┌──
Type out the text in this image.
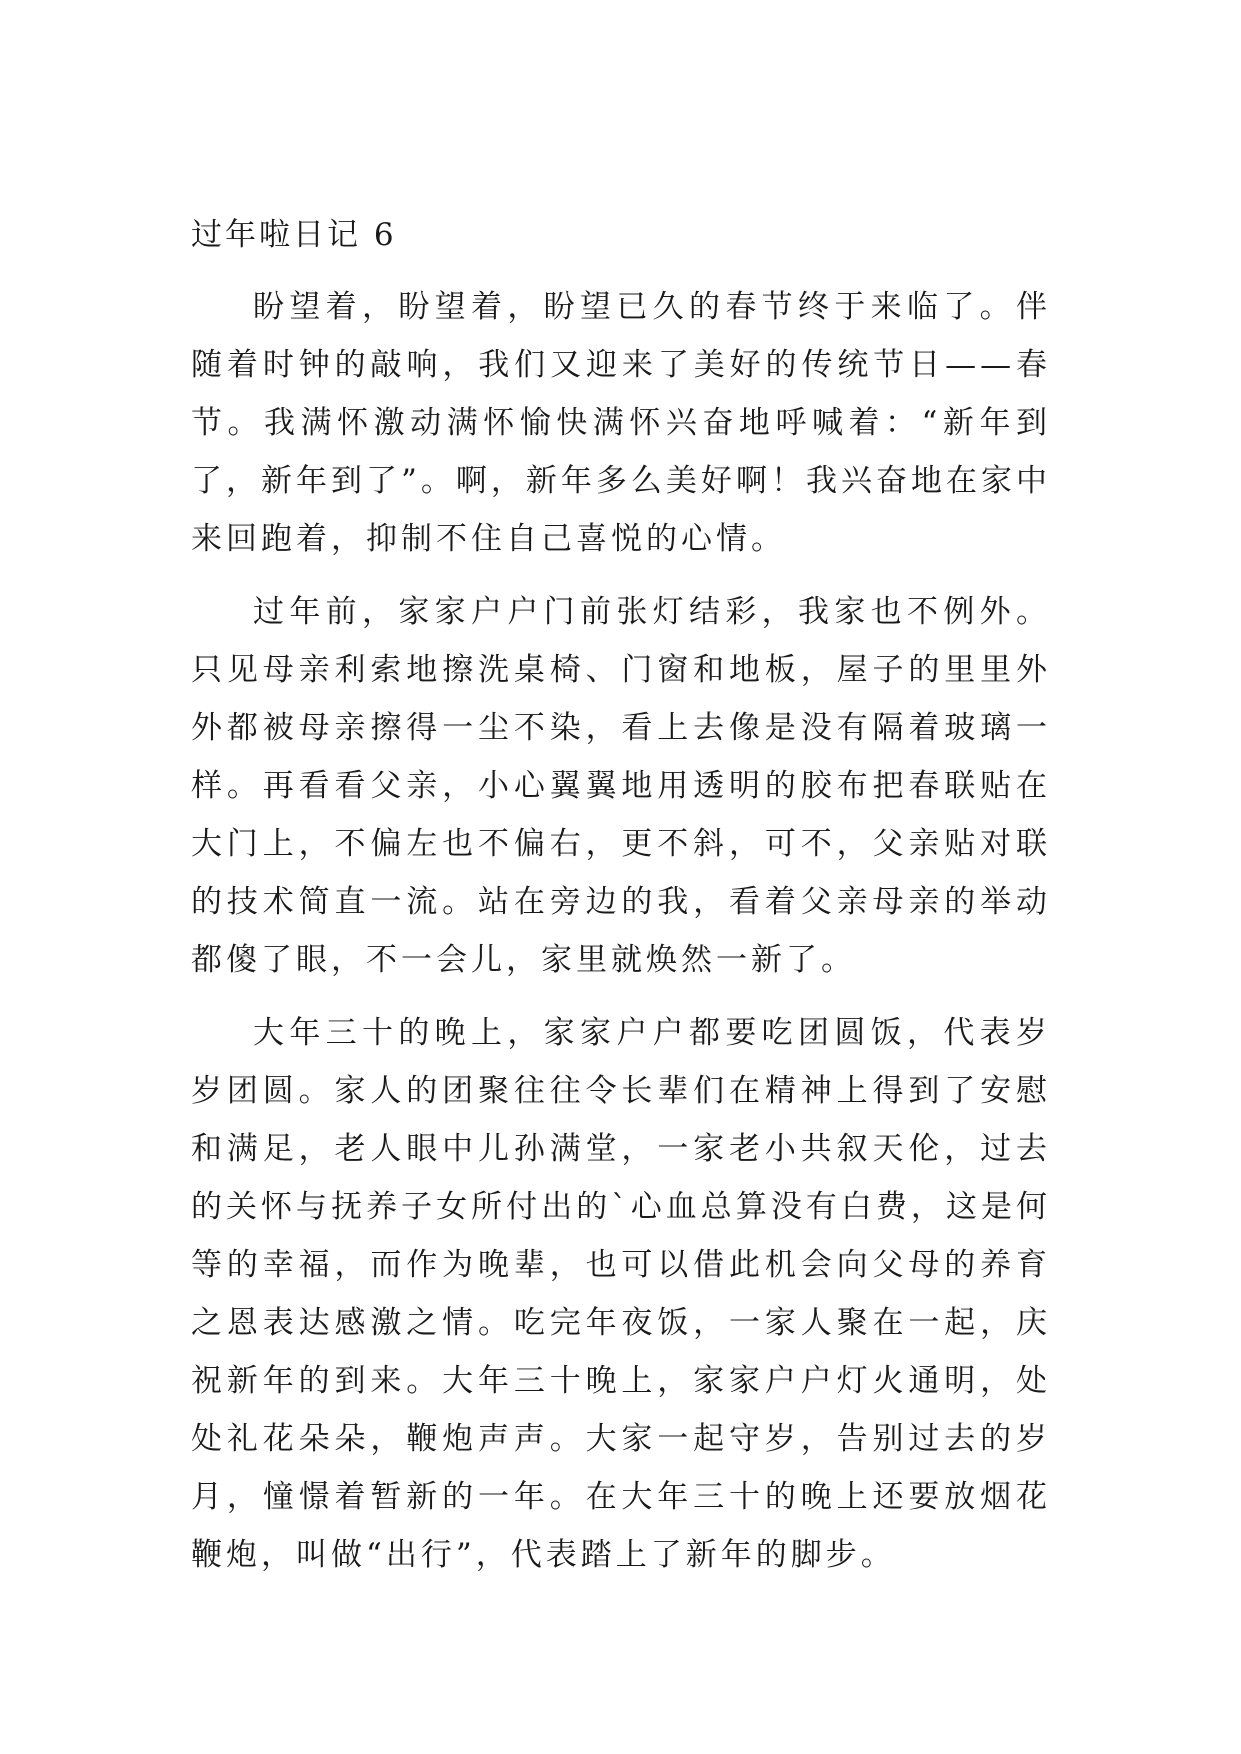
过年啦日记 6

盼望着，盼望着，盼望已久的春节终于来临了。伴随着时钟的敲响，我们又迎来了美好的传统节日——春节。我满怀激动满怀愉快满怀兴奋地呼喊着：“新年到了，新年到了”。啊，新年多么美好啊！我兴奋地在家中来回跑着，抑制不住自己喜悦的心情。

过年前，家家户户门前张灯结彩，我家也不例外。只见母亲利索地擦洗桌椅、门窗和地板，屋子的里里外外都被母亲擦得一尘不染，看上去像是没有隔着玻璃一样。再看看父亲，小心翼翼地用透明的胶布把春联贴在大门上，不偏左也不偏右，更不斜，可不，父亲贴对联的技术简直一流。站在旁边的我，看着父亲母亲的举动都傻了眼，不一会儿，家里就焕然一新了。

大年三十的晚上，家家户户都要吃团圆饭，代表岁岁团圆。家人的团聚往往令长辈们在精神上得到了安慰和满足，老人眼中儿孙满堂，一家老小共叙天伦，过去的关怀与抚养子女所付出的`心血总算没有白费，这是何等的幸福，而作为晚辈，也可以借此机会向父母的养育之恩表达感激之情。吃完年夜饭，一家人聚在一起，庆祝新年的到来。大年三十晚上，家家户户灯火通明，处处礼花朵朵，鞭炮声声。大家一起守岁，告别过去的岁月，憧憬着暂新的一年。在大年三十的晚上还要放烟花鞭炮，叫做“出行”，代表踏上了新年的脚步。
└──
- [WHAT TO WORK ON] Omit the pictures. Transcribe every record exactly.

- [ANSWER FOR THE TASK]
Type out the text in this image.
过年啦日记 6

盼望着，盼望着，盼望已久的春节终于来临了。伴随着时钟的敲响，我们又迎来了美好的传统节日——春节。我满怀激动满怀愉快满怀兴奋地呼喊着：“新年到了，新年到了”。啊，新年多么美好啊！我兴奋地在家中来回跑着，抑制不住自己喜悦的心情。

过年前，家家户户门前张灯结彩，我家也不例外。只见母亲利索地擦洗桌椅、门窗和地板，屋子的里里外外都被母亲擦得一尘不染，看上去像是没有隔着玻璃一样。再看看父亲，小心翼翼地用透明的胶布把春联贴在大门上，不偏左也不偏右，更不斜，可不，父亲贴对联的技术简直一流。站在旁边的我，看着父亲母亲的举动都傻了眼，不一会儿，家里就焕然一新了。

大年三十的晚上，家家户户都要吃团圆饭，代表岁岁团圆。家人的团聚往往令长辈们在精神上得到了安慰和满足，老人眼中儿孙满堂，一家老小共叙天伦，过去的关怀与抚养子女所付出的`心血总算没有白费，这是何等的幸福，而作为晚辈，也可以借此机会向父母的养育之恩表达感激之情。吃完年夜饭，一家人聚在一起，庆祝新年的到来。大年三十晚上，家家户户灯火通明，处处礼花朵朵，鞭炮声声。大家一起守岁，告别过去的岁月，憧憬着暂新的一年。在大年三十的晚上还要放烟花鞭炮，叫做“出行”，代表踏上了新年的脚步。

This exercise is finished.